**INSTRUCTIONS TO FOLLOW**: Only the pictures stay out; every record is to be quoted exactly.

-------- INPUT ROWS --------

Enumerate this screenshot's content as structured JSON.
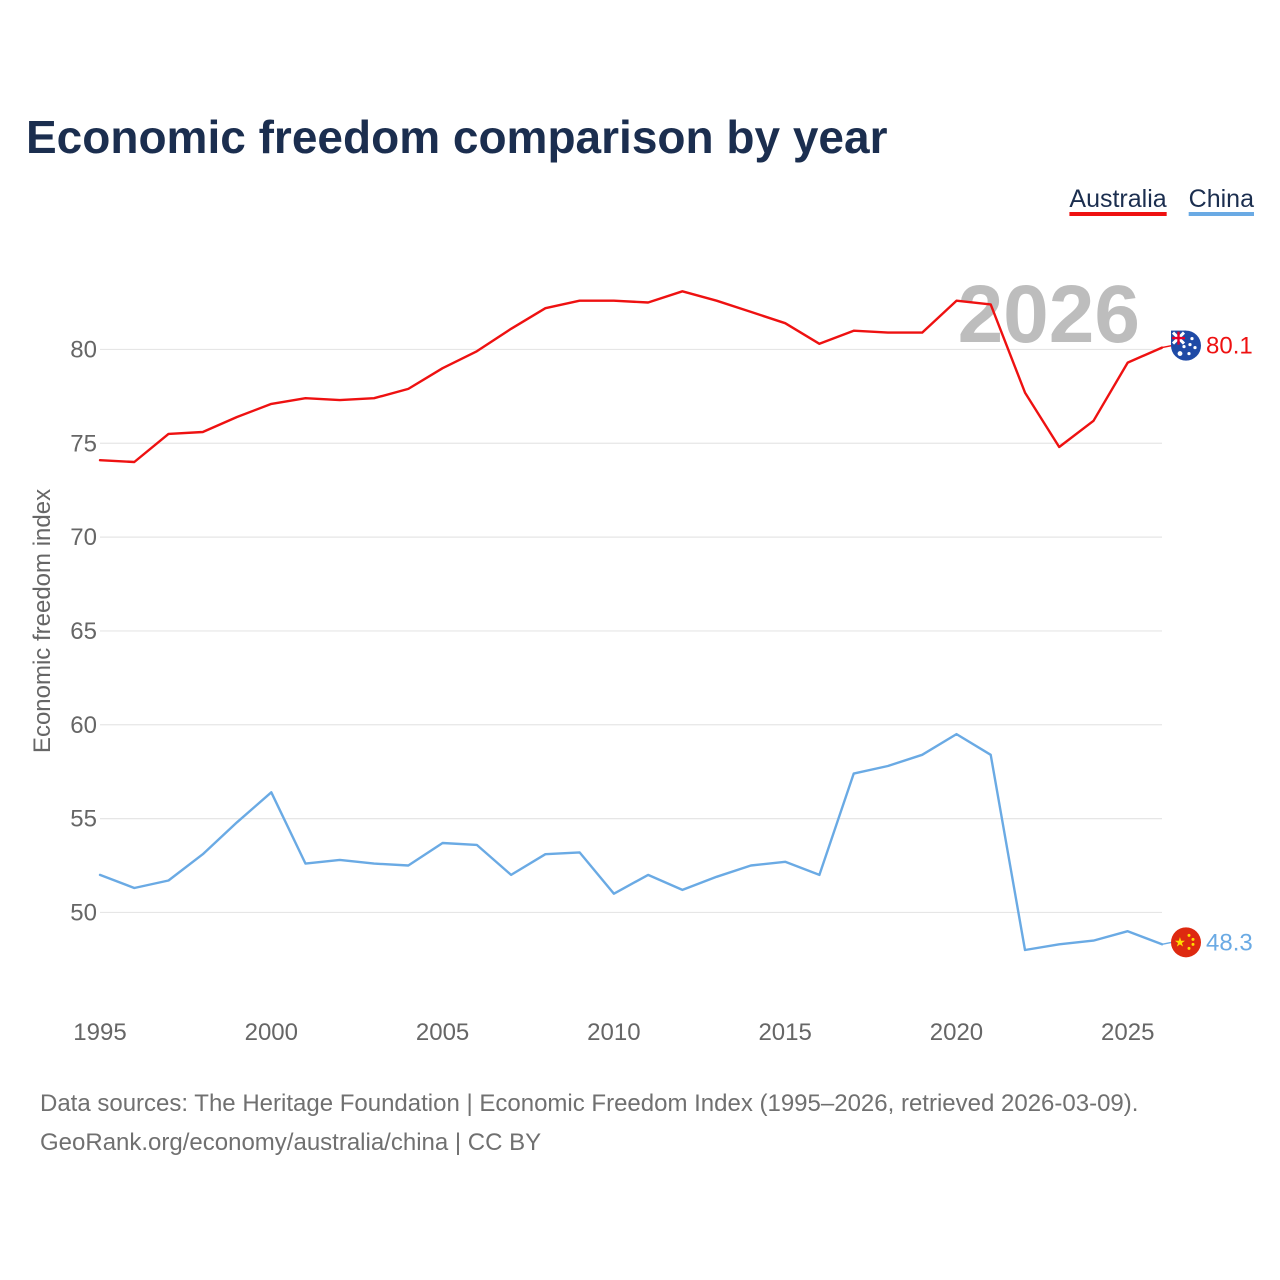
{
  "chart_data": {
    "type": "line",
    "title": "Economic freedom comparison by year",
    "xlabel": "",
    "ylabel": "Economic freedom index",
    "x": [
      1995,
      1996,
      1997,
      1998,
      1999,
      2000,
      2001,
      2002,
      2003,
      2004,
      2005,
      2006,
      2007,
      2008,
      2009,
      2010,
      2011,
      2012,
      2013,
      2014,
      2015,
      2016,
      2017,
      2018,
      2019,
      2020,
      2021,
      2022,
      2023,
      2024,
      2025,
      2026
    ],
    "xlim": [
      1995,
      2026
    ],
    "ylim": [
      44.8,
      85.3
    ],
    "x_ticks": [
      1995,
      2000,
      2005,
      2010,
      2015,
      2020,
      2025
    ],
    "y_ticks": [
      50,
      55,
      60,
      65,
      70,
      75,
      80
    ],
    "grid": true,
    "legend_position": "top-right",
    "current_year": "2026",
    "series": [
      {
        "name": "Australia",
        "color": "#ee1111",
        "flag_icon": "australia-flag-icon",
        "end_label": "80.1",
        "values": [
          74.1,
          74.0,
          75.5,
          75.6,
          76.4,
          77.1,
          77.4,
          77.3,
          77.4,
          77.9,
          79.0,
          79.9,
          81.1,
          82.2,
          82.6,
          82.6,
          82.5,
          83.1,
          82.6,
          82.0,
          81.4,
          80.3,
          81.0,
          80.9,
          80.9,
          82.6,
          82.4,
          77.7,
          74.8,
          76.2,
          79.3,
          80.1
        ]
      },
      {
        "name": "China",
        "color": "#6aaae4",
        "flag_icon": "china-flag-icon",
        "end_label": "48.3",
        "values": [
          52.0,
          51.3,
          51.7,
          53.1,
          54.8,
          56.4,
          52.6,
          52.8,
          52.6,
          52.5,
          53.7,
          53.6,
          52.0,
          53.1,
          53.2,
          51.0,
          52.0,
          51.2,
          51.9,
          52.5,
          52.7,
          52.0,
          57.4,
          57.8,
          58.4,
          59.5,
          58.4,
          48.0,
          48.3,
          48.5,
          49.0,
          48.3
        ]
      }
    ],
    "source_line1": "Data sources: The Heritage Foundation | Economic Freedom Index (1995–2026, retrieved 2026-03-09).",
    "source_line2": "GeoRank.org/economy/australia/china | CC BY"
  }
}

--------

**CORRECT OUTPUT**:
Enumerate this screenshot's content as structured JSON.
{
  "chart_data": {
    "type": "line",
    "title": "Economic freedom comparison by year",
    "xlabel": "",
    "ylabel": "Economic freedom index",
    "x": [
      1995,
      1996,
      1997,
      1998,
      1999,
      2000,
      2001,
      2002,
      2003,
      2004,
      2005,
      2006,
      2007,
      2008,
      2009,
      2010,
      2011,
      2012,
      2013,
      2014,
      2015,
      2016,
      2017,
      2018,
      2019,
      2020,
      2021,
      2022,
      2023,
      2024,
      2025,
      2026
    ],
    "xlim": [
      1995,
      2026
    ],
    "ylim": [
      44.8,
      85.3
    ],
    "x_ticks": [
      1995,
      2000,
      2005,
      2010,
      2015,
      2020,
      2025
    ],
    "y_ticks": [
      50,
      55,
      60,
      65,
      70,
      75,
      80
    ],
    "grid": true,
    "legend_position": "top-right",
    "current_year": "2026",
    "series": [
      {
        "name": "Australia",
        "color": "#ee1111",
        "flag_icon": "australia-flag-icon",
        "end_label": "80.1",
        "values": [
          74.1,
          74.0,
          75.5,
          75.6,
          76.4,
          77.1,
          77.4,
          77.3,
          77.4,
          77.9,
          79.0,
          79.9,
          81.1,
          82.2,
          82.6,
          82.6,
          82.5,
          83.1,
          82.6,
          82.0,
          81.4,
          80.3,
          81.0,
          80.9,
          80.9,
          82.6,
          82.4,
          77.7,
          74.8,
          76.2,
          79.3,
          80.1
        ]
      },
      {
        "name": "China",
        "color": "#6aaae4",
        "flag_icon": "china-flag-icon",
        "end_label": "48.3",
        "values": [
          52.0,
          51.3,
          51.7,
          53.1,
          54.8,
          56.4,
          52.6,
          52.8,
          52.6,
          52.5,
          53.7,
          53.6,
          52.0,
          53.1,
          53.2,
          51.0,
          52.0,
          51.2,
          51.9,
          52.5,
          52.7,
          52.0,
          57.4,
          57.8,
          58.4,
          59.5,
          58.4,
          48.0,
          48.3,
          48.5,
          49.0,
          48.3
        ]
      }
    ],
    "source_line1": "Data sources: The Heritage Foundation | Economic Freedom Index (1995–2026, retrieved 2026-03-09).",
    "source_line2": "GeoRank.org/economy/australia/china | CC BY"
  }
}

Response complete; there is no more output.